List each line of the data that holds the word "title".
-*-*-
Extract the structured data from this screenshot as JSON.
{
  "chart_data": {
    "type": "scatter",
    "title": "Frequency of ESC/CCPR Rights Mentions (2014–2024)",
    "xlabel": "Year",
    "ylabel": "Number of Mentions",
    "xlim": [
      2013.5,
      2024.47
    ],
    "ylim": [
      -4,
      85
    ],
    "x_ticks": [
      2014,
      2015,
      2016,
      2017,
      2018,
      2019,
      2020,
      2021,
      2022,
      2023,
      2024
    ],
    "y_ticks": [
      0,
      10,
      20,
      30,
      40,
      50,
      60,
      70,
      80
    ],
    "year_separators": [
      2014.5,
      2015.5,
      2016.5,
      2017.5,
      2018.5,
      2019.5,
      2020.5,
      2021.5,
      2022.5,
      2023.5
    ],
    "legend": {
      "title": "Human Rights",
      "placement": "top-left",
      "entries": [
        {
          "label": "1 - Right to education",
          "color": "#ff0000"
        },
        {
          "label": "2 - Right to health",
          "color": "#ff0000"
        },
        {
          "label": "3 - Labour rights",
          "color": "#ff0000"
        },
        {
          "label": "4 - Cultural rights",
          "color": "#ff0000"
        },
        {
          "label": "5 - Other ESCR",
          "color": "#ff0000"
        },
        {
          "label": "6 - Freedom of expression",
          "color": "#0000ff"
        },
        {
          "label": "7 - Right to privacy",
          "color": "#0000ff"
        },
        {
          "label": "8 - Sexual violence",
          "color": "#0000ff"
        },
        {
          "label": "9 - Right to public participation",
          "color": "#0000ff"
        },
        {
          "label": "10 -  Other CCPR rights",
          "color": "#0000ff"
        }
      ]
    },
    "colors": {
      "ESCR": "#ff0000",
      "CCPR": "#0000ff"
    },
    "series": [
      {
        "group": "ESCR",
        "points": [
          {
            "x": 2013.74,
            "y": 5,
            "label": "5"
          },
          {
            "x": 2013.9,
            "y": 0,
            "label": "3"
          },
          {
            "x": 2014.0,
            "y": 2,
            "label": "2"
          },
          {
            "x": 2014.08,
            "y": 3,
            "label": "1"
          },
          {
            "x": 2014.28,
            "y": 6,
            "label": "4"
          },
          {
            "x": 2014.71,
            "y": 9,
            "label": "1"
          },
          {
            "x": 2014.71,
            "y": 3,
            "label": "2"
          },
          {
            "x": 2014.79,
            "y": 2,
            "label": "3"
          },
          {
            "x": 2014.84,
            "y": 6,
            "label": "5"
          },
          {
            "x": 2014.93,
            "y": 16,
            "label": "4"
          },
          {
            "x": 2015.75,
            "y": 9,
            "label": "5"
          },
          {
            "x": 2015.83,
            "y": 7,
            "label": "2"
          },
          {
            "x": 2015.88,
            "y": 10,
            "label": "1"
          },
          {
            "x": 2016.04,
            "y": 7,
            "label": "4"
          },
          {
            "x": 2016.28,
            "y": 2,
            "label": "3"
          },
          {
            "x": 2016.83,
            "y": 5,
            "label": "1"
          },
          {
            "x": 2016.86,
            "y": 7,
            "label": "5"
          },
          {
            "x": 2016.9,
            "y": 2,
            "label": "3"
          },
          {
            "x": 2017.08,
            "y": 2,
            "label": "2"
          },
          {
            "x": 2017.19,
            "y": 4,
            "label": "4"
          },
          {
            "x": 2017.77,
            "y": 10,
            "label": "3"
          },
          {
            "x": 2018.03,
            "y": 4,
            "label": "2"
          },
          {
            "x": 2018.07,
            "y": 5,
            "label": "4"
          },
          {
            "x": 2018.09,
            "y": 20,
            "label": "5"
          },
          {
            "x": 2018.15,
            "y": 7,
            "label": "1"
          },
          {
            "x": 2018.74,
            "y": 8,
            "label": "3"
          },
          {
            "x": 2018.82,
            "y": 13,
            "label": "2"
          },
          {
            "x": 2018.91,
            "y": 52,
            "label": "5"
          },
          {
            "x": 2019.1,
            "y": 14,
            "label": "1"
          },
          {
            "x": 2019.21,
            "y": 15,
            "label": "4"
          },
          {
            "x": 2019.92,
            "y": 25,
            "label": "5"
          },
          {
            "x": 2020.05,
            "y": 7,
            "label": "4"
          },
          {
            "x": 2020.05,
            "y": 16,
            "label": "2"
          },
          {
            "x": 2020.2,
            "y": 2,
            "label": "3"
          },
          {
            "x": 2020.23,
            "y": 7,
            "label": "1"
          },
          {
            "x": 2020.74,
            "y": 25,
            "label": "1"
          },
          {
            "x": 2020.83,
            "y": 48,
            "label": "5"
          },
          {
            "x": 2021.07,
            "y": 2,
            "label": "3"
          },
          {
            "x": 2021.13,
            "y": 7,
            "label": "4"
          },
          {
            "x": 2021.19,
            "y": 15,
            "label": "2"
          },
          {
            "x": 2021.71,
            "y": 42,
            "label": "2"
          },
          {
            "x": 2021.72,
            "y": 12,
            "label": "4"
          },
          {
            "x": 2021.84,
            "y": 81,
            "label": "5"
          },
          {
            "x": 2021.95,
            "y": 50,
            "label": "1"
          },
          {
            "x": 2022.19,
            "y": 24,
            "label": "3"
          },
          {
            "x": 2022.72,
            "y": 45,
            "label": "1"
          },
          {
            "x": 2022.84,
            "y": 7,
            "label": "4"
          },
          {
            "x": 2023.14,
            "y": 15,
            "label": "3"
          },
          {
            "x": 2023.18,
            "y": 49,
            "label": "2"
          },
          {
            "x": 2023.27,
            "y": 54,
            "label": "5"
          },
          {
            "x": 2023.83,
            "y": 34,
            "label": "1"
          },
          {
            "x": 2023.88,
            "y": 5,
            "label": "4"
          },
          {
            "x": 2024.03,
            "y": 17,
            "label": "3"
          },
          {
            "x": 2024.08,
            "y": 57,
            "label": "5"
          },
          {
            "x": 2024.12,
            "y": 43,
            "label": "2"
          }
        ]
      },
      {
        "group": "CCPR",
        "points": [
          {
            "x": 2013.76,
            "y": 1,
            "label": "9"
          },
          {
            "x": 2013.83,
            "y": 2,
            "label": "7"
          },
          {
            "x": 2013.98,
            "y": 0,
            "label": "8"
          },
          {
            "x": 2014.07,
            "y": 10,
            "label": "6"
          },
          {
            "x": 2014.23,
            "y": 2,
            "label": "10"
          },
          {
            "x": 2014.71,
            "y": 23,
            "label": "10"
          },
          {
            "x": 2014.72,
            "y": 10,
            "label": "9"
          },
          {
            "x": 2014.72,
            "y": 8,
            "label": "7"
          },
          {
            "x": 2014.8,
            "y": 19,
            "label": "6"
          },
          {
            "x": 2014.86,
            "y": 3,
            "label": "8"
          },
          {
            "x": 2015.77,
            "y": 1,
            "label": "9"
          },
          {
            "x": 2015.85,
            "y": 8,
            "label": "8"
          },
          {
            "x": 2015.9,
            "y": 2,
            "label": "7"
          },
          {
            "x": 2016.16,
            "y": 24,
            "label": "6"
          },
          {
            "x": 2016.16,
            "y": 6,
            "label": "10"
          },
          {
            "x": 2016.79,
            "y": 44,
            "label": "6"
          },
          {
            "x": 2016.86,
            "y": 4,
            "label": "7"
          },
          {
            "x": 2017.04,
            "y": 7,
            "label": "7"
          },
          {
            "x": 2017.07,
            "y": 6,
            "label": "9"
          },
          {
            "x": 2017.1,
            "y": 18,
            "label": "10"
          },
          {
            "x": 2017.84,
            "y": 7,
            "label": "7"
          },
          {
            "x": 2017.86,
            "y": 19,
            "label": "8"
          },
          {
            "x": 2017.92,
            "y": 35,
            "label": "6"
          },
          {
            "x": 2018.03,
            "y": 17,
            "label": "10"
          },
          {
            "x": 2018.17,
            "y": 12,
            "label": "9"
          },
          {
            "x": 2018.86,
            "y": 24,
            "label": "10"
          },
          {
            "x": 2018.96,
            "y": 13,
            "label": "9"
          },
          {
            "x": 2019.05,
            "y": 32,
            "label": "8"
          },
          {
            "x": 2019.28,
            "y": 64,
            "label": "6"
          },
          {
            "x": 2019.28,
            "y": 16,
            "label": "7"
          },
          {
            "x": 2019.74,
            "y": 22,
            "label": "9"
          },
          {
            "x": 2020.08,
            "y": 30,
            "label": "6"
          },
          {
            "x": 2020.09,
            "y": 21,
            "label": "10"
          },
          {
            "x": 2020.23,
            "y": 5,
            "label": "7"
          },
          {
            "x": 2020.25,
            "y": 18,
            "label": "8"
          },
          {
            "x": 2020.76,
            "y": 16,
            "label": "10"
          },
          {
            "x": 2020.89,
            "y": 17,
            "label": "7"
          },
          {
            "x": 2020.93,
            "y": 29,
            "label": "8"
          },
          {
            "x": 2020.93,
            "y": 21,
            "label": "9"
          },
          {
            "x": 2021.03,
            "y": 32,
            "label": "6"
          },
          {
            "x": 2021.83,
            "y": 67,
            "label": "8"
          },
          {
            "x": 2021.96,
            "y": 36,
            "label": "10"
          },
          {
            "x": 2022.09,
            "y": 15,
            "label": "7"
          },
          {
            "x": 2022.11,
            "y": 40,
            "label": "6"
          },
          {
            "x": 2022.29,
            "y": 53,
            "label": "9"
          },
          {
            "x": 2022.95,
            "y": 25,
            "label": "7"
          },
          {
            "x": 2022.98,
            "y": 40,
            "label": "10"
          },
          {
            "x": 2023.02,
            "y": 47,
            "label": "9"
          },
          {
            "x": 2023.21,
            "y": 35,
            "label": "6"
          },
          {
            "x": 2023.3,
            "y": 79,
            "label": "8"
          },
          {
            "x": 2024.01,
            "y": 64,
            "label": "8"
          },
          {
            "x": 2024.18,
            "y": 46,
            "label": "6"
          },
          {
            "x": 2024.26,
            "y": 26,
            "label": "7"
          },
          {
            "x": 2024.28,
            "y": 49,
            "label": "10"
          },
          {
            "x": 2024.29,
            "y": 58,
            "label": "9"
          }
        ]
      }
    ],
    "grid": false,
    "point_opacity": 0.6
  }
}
-*-*-
__Solution for this problem__:
    "title": "Frequency of ESC/CCPR Rights Mentions (2014–2024)",
      "title": "Human Rights",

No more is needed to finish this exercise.